* Start *

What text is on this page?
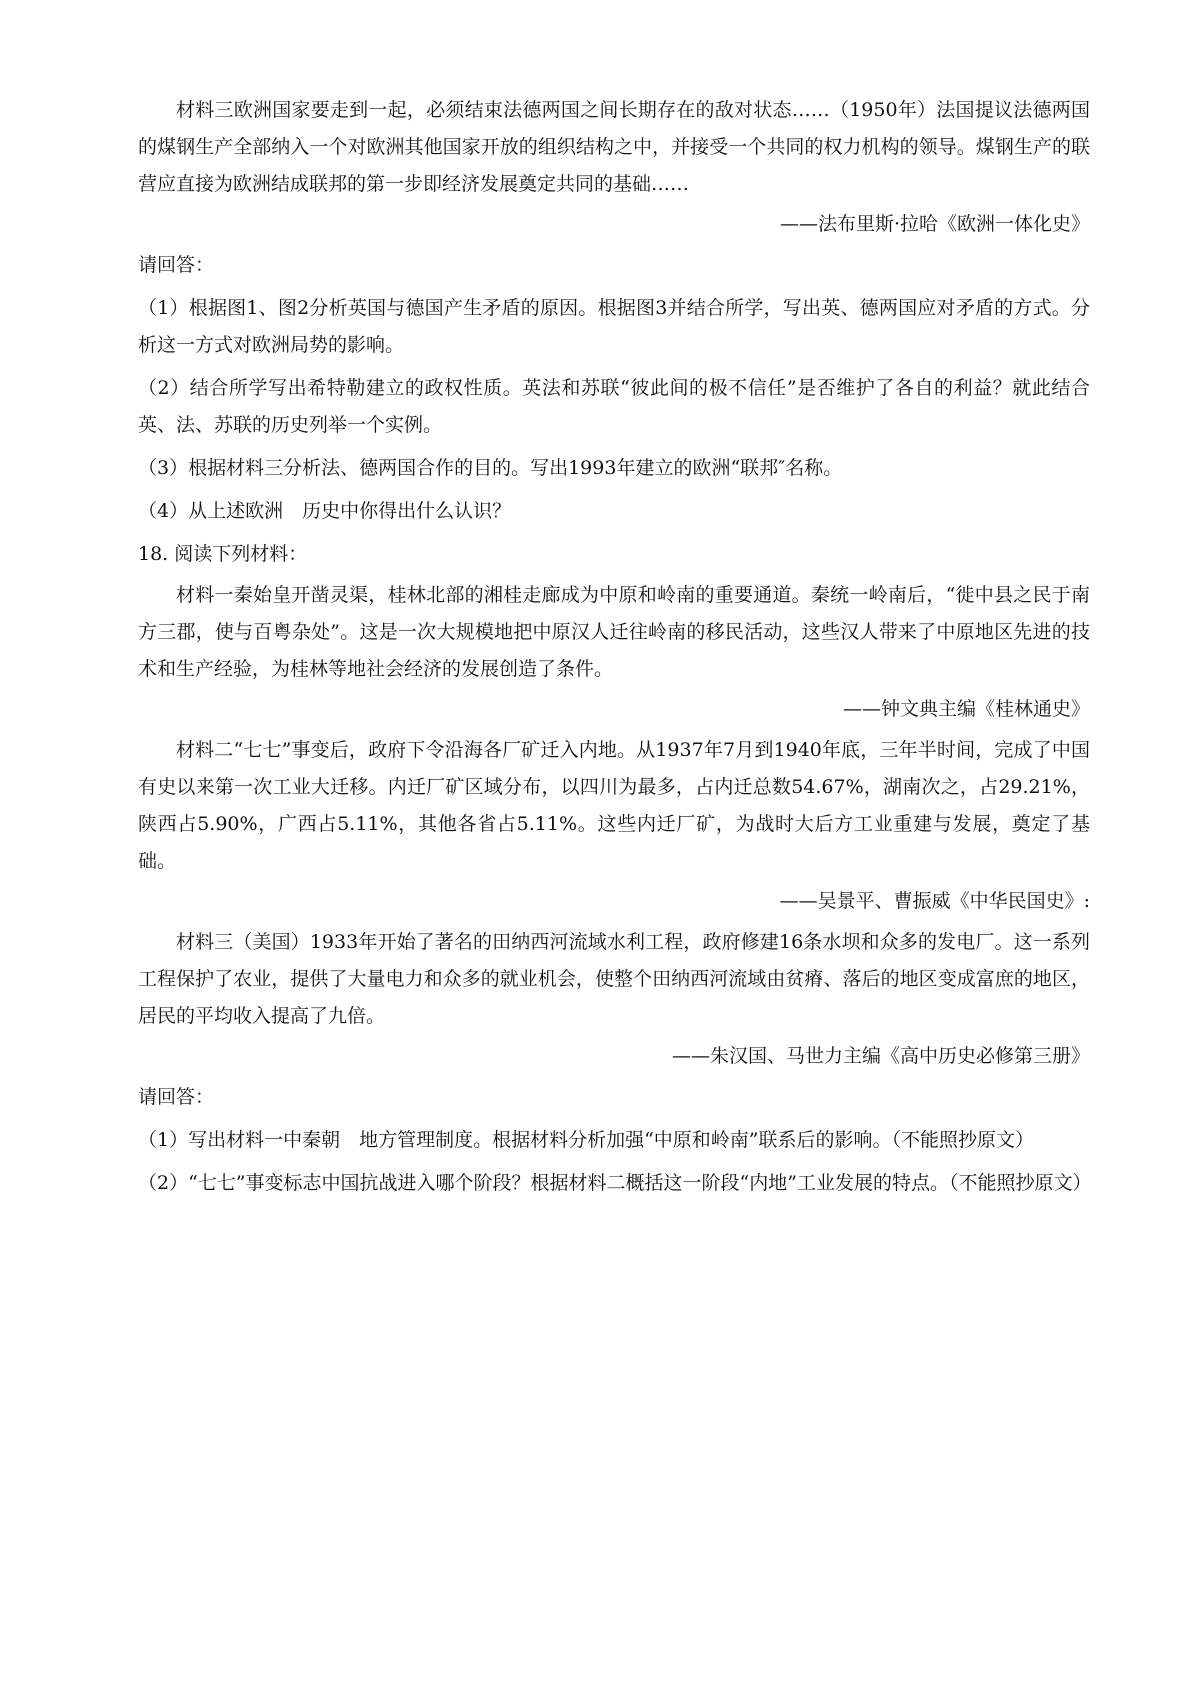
材料三欧洲国家要走到一起，必须结束法德两国之间长期存在的敌对状态……（1950年）法国提议法德两国的煤钢生产全部纳入一个对欧洲其他国家开放的组织结构之中，并接受一个共同的权力机构的领导。煤钢生产的联营应直接为欧洲结成联邦的第一步即经济发展奠定共同的基础……

——法布里斯·拉哈《欧洲一体化史》

请回答：

（1）根据图1、图2分析英国与德国产生矛盾的原因。根据图3并结合所学，写出英、德两国应对矛盾的方式。分析这一方式对欧洲局势的影响。

（2）结合所学写出希特勒建立的政权性质。英法和苏联“彼此间的极不信任”是否维护了各自的利益？就此结合英、法、苏联的历史列举一个实例。

（3）根据材料三分析法、德两国合作的目的。写出1993年建立的欧洲“联邦″名称。

（4）从上述欧洲　历史中你得出什么认识？

18. 阅读下列材料：

材料一秦始皇开凿灵渠，桂林北部的湘桂走廊成为中原和岭南的重要通道。秦统一岭南后，“徙中县之民于南方三郡，使与百粤杂处”。这是一次大规模地把中原汉人迁往岭南的移民活动，这些汉人带来了中原地区先进的技术和生产经验，为桂林等地社会经济的发展创造了条件。

——钟文典主编《桂林通史》

材料二“七七”事变后，政府下令沿海各厂矿迁入内地。从1937年7月到1940年底，三年半时间，完成了中国有史以来第一次工业大迁移。内迁厂矿区域分布，以四川为最多，占内迁总数54.67%，湖南次之，占29.21%，陕西占5.90%，广西占5.11%，其他各省占5.11%。这些内迁厂矿，为战时大后方工业重建与发展，奠定了基础。

——吴景平、曹振威《中华民国史》:

材料三（美国）1933年开始了著名的田纳西河流域水利工程，政府修建16条水坝和众多的发电厂。这一系列工程保护了农业，提供了大量电力和众多的就业机会，使整个田纳西河流域由贫瘠、落后的地区变成富庶的地区，居民的平均收入提高了九倍。

——朱汉国、马世力主编《高中历史必修第三册》

请回答：

（1）写出材料一中秦朝　地方管理制度。根据材料分析加强“中原和岭南”联系后的影响。（不能照抄原文）

（2）“七七”事变标志中国抗战进入哪个阶段？根据材料二概括这一阶段“内地”工业发展的特点。（不能照抄原文）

* End *

REQUIREMENT: Using the records above, pull out each line where the word "不能照抄原文" occurs.

TASK ANSWER:
（1）写出材料一中秦朝　地方管理制度。根据材料分析加强“中原和岭南”联系后的影响。（不能照抄原文）
（2）“七七”事变标志中国抗战进入哪个阶段？根据材料二概括这一阶段“内地”工业发展的特点。（不能照抄原文）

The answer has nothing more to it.